Requirement: Copy every line that contains the string "position" from the entries below.

Data excerpts:
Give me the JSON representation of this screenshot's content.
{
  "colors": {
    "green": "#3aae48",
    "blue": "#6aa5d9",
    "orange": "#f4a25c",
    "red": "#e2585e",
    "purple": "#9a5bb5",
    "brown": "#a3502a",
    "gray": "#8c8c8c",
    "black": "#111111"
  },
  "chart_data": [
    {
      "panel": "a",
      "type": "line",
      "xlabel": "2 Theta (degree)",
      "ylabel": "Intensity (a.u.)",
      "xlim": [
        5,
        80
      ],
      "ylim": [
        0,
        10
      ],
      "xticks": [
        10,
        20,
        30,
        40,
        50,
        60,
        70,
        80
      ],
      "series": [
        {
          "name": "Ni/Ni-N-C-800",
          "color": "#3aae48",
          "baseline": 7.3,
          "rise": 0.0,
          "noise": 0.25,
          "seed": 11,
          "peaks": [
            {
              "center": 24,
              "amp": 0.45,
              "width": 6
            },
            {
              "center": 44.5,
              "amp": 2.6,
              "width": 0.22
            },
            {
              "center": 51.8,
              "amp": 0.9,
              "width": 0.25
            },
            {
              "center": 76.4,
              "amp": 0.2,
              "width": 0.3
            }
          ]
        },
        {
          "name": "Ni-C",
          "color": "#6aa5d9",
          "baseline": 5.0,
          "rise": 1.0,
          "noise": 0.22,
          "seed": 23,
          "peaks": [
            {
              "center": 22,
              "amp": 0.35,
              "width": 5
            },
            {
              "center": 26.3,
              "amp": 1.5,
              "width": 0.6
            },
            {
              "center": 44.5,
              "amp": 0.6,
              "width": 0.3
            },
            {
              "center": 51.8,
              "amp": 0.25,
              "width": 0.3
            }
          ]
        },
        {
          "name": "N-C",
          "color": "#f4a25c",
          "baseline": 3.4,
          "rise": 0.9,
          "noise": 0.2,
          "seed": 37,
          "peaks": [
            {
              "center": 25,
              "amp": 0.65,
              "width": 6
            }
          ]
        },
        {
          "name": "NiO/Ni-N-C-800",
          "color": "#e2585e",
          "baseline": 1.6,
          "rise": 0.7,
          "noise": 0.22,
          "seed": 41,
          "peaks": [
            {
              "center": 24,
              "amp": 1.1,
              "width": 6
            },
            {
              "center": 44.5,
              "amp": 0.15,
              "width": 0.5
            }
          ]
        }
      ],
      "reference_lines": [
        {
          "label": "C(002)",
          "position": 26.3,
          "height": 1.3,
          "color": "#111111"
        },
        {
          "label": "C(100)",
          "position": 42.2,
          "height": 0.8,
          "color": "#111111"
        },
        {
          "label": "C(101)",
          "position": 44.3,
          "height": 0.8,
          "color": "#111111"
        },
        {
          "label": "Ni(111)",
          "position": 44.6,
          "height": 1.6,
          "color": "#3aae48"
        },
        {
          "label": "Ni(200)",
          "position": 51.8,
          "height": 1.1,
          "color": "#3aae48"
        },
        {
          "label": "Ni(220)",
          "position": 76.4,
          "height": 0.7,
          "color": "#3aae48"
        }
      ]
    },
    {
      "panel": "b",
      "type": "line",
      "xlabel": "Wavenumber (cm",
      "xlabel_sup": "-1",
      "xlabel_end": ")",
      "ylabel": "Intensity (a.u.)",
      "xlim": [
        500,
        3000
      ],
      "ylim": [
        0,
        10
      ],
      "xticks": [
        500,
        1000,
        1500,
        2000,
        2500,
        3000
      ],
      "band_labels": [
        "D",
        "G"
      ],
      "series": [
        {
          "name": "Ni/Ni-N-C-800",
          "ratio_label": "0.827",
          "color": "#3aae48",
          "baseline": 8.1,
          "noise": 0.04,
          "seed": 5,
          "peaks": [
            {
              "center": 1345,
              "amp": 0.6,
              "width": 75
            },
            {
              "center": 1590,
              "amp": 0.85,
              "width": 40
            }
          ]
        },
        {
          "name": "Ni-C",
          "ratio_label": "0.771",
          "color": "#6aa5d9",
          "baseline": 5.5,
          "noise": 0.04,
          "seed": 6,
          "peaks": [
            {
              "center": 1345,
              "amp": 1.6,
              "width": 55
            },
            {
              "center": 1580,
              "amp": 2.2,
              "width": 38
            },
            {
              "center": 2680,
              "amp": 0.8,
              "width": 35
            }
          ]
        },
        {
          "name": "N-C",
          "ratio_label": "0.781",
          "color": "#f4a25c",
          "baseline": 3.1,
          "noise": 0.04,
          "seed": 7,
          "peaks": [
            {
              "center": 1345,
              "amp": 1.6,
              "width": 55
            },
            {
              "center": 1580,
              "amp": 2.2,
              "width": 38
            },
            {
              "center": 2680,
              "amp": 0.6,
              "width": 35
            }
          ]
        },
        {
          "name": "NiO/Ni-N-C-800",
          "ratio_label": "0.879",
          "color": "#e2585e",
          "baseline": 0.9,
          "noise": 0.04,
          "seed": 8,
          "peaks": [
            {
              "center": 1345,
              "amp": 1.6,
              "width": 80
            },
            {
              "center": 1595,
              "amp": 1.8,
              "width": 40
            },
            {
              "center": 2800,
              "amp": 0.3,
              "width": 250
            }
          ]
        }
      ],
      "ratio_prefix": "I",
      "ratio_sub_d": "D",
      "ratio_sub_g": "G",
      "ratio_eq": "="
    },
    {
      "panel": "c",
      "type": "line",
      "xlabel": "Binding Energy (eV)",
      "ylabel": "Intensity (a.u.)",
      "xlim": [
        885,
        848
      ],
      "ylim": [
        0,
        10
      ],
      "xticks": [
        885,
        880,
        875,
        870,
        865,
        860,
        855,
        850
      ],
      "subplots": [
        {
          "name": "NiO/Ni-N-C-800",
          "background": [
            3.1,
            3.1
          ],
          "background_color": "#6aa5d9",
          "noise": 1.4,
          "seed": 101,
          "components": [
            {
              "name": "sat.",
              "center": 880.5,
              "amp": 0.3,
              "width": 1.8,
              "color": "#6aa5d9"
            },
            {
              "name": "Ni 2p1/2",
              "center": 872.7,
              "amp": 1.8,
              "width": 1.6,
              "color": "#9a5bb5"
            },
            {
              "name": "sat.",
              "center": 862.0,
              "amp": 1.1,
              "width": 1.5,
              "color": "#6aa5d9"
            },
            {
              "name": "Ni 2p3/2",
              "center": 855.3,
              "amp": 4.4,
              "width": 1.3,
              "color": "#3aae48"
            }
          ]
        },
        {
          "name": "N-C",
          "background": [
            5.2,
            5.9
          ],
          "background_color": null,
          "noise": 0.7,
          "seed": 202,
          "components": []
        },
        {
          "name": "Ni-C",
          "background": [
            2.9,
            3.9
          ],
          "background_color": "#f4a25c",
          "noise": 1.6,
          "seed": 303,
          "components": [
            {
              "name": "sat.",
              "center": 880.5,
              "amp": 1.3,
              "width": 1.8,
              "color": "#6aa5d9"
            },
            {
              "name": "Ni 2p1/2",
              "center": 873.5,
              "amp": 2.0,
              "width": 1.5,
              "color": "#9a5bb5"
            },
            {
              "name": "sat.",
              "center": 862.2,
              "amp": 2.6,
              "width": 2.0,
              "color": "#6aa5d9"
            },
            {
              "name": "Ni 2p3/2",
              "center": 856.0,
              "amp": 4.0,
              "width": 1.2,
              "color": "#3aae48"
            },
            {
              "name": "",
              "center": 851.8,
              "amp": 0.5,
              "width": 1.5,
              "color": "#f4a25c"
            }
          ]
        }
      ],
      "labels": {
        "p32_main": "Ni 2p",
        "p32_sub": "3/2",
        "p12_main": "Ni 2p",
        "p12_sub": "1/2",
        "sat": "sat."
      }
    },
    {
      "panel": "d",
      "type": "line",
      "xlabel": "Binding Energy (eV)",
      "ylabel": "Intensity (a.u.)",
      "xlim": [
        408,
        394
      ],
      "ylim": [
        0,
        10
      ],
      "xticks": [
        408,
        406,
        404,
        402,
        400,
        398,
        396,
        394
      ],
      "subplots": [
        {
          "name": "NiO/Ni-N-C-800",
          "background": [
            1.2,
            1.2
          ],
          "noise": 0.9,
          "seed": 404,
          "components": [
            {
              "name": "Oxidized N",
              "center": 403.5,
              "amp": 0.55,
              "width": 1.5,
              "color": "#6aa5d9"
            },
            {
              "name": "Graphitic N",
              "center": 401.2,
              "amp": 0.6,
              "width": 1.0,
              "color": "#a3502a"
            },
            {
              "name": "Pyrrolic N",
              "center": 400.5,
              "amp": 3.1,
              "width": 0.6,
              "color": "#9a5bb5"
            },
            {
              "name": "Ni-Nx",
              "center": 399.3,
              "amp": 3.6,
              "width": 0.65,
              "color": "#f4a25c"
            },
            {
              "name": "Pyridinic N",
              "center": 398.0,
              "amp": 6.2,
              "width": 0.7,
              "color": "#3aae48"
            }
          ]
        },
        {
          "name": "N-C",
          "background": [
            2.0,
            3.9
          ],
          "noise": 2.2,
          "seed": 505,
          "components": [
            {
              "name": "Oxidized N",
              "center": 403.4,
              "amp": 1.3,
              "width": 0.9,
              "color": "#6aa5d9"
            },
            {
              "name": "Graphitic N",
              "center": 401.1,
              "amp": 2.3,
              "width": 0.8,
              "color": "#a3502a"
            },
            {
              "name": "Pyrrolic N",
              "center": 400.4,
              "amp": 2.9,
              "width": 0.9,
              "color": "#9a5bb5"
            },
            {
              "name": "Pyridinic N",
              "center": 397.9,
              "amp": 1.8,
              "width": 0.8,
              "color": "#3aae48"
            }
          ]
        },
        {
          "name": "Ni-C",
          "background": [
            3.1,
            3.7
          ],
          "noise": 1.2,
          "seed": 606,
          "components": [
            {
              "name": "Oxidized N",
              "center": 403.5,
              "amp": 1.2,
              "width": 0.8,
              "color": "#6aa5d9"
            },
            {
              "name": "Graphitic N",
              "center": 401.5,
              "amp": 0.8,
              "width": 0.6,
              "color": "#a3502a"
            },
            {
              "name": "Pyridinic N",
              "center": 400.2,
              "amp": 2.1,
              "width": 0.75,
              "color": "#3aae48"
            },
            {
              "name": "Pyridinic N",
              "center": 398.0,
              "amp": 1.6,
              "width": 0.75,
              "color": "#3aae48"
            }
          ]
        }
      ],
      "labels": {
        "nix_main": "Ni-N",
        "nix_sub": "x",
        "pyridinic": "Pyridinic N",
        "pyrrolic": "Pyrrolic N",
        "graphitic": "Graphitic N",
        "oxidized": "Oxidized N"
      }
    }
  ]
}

Output of the exercise:
          "position": 26.3,
          "position": 42.2,
          "position": 44.3,
          "position": 44.6,
          "position": 51.8,
          "position": 76.4,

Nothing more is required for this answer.